> _PROBLEM STATEMENT_: Copy every line from the material below that holds "Total".

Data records
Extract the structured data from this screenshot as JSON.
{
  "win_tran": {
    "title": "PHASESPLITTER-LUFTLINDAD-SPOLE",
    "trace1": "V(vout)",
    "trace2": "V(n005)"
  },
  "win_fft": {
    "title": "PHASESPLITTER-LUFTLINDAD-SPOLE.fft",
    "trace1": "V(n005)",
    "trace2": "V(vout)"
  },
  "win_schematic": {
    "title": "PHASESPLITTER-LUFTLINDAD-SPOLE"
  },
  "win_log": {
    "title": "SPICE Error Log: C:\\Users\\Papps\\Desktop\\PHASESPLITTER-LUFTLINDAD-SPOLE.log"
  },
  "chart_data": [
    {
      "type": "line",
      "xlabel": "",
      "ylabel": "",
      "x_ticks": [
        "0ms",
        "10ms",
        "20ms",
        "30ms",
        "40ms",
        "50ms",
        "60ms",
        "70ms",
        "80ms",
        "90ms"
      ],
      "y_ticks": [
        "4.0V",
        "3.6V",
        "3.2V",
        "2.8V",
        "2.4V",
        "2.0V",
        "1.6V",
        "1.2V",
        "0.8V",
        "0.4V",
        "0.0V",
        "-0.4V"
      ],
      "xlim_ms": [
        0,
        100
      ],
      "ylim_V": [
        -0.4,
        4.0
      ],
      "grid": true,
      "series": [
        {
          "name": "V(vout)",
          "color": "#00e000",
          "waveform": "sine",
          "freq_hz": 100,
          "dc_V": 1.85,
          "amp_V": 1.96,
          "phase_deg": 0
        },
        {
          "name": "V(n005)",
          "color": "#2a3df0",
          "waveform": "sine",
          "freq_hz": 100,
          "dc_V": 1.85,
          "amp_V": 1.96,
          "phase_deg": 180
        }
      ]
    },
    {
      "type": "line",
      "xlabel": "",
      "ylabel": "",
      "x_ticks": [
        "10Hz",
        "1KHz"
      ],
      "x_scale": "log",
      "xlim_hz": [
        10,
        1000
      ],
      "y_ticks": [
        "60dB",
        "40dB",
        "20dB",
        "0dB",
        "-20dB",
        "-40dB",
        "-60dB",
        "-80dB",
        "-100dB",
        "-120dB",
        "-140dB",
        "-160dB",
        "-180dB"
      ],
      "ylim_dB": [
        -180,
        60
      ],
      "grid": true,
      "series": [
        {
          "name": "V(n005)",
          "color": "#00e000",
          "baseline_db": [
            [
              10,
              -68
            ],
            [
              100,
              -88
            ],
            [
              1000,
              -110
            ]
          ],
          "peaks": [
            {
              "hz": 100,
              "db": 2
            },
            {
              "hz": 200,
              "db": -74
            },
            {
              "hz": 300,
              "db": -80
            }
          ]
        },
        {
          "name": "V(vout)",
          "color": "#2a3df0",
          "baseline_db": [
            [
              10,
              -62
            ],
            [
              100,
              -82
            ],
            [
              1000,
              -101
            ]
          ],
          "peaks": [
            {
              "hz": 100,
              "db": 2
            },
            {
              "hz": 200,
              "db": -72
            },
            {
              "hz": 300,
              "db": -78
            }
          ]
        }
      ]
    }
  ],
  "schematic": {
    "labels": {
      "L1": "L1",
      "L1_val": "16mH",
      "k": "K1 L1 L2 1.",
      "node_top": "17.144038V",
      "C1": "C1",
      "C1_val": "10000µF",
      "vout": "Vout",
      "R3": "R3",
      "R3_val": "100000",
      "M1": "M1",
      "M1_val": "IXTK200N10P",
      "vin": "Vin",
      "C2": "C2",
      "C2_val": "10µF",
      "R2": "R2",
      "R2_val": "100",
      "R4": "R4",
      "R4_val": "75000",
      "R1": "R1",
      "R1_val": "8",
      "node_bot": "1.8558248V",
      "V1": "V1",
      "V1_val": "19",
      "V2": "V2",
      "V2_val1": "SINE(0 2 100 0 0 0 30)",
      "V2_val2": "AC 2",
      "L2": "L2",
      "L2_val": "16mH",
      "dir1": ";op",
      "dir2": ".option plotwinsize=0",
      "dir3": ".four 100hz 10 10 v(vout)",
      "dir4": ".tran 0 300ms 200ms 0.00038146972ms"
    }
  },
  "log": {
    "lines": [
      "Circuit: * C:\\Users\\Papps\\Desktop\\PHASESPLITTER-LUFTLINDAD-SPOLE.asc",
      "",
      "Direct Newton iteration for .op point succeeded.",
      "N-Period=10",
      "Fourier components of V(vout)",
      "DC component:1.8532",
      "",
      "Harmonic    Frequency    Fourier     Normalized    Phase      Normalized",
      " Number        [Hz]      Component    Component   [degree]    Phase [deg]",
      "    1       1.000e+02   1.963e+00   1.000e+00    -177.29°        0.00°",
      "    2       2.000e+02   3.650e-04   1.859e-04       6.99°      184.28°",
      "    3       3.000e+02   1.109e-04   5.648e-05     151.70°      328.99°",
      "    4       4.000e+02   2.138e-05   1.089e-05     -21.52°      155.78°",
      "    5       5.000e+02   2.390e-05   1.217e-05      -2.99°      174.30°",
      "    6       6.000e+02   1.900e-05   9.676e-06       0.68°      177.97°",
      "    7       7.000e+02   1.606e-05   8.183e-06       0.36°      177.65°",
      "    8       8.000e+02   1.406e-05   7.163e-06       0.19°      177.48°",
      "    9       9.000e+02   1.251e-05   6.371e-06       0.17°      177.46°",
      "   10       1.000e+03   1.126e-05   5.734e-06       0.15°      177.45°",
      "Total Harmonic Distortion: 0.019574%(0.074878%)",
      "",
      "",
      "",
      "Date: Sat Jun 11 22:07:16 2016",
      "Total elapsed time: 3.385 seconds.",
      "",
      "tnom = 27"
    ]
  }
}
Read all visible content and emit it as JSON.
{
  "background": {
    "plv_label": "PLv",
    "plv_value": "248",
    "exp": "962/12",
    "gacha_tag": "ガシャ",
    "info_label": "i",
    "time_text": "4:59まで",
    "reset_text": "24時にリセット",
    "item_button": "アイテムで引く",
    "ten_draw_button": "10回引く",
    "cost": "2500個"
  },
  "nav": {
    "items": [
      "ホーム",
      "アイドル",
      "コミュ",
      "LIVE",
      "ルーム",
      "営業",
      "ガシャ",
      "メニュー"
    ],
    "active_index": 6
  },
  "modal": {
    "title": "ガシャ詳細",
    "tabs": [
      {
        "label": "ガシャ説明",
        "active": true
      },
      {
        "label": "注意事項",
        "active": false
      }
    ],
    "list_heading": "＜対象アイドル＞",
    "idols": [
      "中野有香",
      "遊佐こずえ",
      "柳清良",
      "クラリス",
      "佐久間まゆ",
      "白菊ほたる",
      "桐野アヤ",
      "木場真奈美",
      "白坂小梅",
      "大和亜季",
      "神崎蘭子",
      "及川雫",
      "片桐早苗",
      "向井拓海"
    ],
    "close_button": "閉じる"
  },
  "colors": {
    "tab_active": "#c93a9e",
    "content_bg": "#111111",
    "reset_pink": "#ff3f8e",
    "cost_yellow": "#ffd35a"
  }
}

> _FINISHED ANSWER_:
      "Total Harmonic Distortion: 0.019574%(0.074878%)",
      "Total elapsed time: 3.385 seconds.",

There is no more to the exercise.